STORED ROWS.
■ ■ ■
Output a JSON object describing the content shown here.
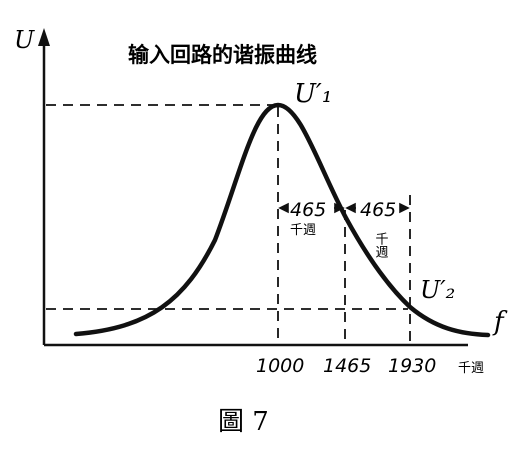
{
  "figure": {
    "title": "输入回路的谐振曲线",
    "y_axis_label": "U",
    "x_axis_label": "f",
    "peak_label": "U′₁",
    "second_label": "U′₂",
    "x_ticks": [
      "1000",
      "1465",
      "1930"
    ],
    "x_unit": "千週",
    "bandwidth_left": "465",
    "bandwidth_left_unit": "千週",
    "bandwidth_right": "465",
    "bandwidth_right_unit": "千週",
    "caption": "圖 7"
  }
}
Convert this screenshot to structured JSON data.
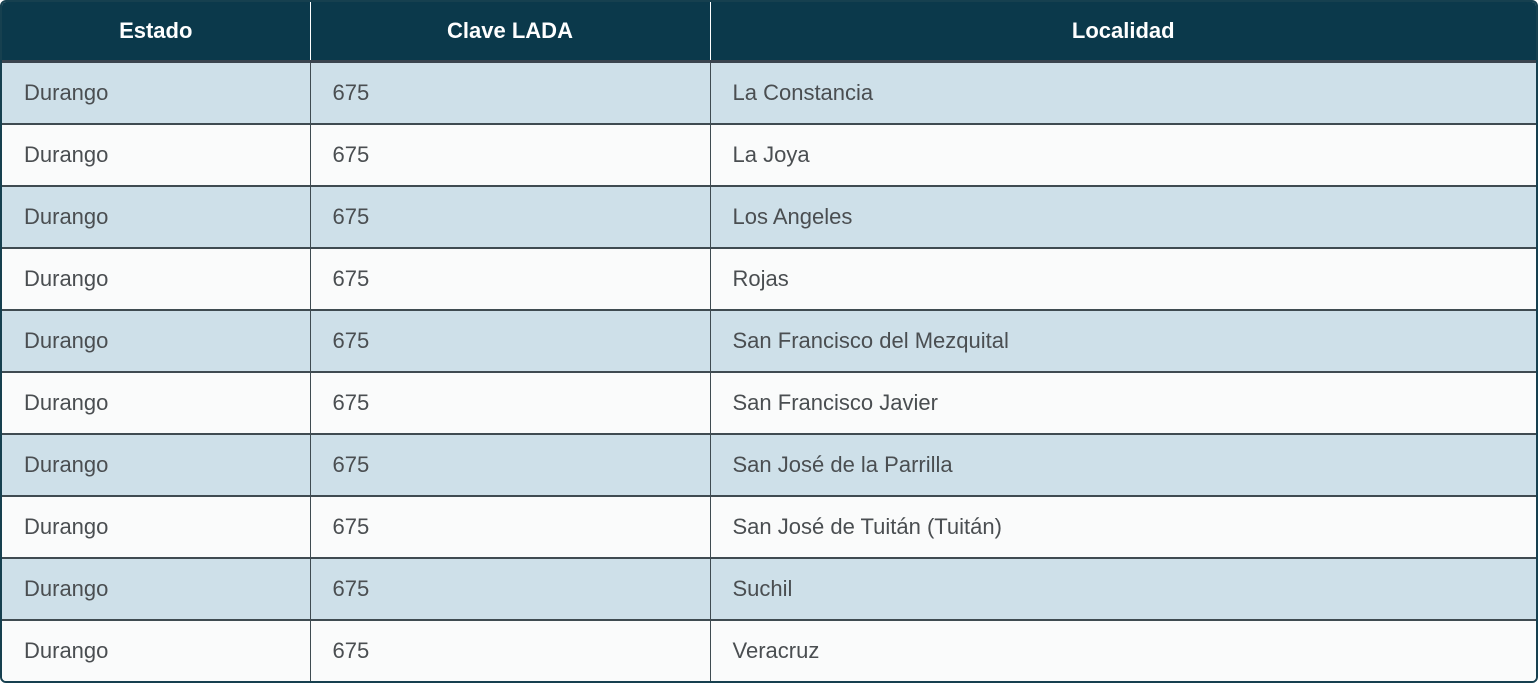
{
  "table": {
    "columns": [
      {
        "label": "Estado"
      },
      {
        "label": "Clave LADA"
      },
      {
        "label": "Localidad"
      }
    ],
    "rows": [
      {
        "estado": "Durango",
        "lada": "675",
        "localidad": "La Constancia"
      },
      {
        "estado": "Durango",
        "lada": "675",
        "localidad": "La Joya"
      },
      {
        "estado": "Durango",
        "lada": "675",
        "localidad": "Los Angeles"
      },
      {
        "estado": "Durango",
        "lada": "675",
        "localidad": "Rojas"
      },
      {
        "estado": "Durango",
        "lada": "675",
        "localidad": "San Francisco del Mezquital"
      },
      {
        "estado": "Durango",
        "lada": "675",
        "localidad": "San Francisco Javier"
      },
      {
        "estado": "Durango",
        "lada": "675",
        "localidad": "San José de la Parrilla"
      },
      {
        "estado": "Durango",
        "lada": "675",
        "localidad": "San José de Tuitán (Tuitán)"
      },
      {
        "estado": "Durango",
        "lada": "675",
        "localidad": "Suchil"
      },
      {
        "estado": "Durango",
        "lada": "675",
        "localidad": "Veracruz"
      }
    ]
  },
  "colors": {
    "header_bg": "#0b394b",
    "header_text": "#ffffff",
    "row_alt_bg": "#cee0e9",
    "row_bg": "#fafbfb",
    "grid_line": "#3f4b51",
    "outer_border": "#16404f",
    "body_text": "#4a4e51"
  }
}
■ ■ ■
WRITTEN INSTRUCTION. Reproduce each record above by retyping it exactly; omit all images.

WRITTEN RESPONSE.
Output a JSON object describing the content shown here.
{
  "figure": {
    "title": "输入回路的谐振曲线",
    "y_axis_label": "U",
    "x_axis_label": "f",
    "peak_label": "U′₁",
    "second_label": "U′₂",
    "x_ticks": [
      "1000",
      "1465",
      "1930"
    ],
    "x_unit": "千週",
    "bandwidth_left": "465",
    "bandwidth_left_unit": "千週",
    "bandwidth_right": "465",
    "bandwidth_right_unit": "千週",
    "caption": "圖 7"
  }
}
Convert this screenshot to structured JSON data.
{
  "table": {
    "columns": [
      {
        "label": "Estado"
      },
      {
        "label": "Clave LADA"
      },
      {
        "label": "Localidad"
      }
    ],
    "rows": [
      {
        "estado": "Durango",
        "lada": "675",
        "localidad": "La Constancia"
      },
      {
        "estado": "Durango",
        "lada": "675",
        "localidad": "La Joya"
      },
      {
        "estado": "Durango",
        "lada": "675",
        "localidad": "Los Angeles"
      },
      {
        "estado": "Durango",
        "lada": "675",
        "localidad": "Rojas"
      },
      {
        "estado": "Durango",
        "lada": "675",
        "localidad": "San Francisco del Mezquital"
      },
      {
        "estado": "Durango",
        "lada": "675",
        "localidad": "San Francisco Javier"
      },
      {
        "estado": "Durango",
        "lada": "675",
        "localidad": "San José de la Parrilla"
      },
      {
        "estado": "Durango",
        "lada": "675",
        "localidad": "San José de Tuitán (Tuitán)"
      },
      {
        "estado": "Durango",
        "lada": "675",
        "localidad": "Suchil"
      },
      {
        "estado": "Durango",
        "lada": "675",
        "localidad": "Veracruz"
      }
    ]
  },
  "colors": {
    "header_bg": "#0b394b",
    "header_text": "#ffffff",
    "row_alt_bg": "#cee0e9",
    "row_bg": "#fafbfb",
    "grid_line": "#3f4b51",
    "outer_border": "#16404f",
    "body_text": "#4a4e51"
  }
}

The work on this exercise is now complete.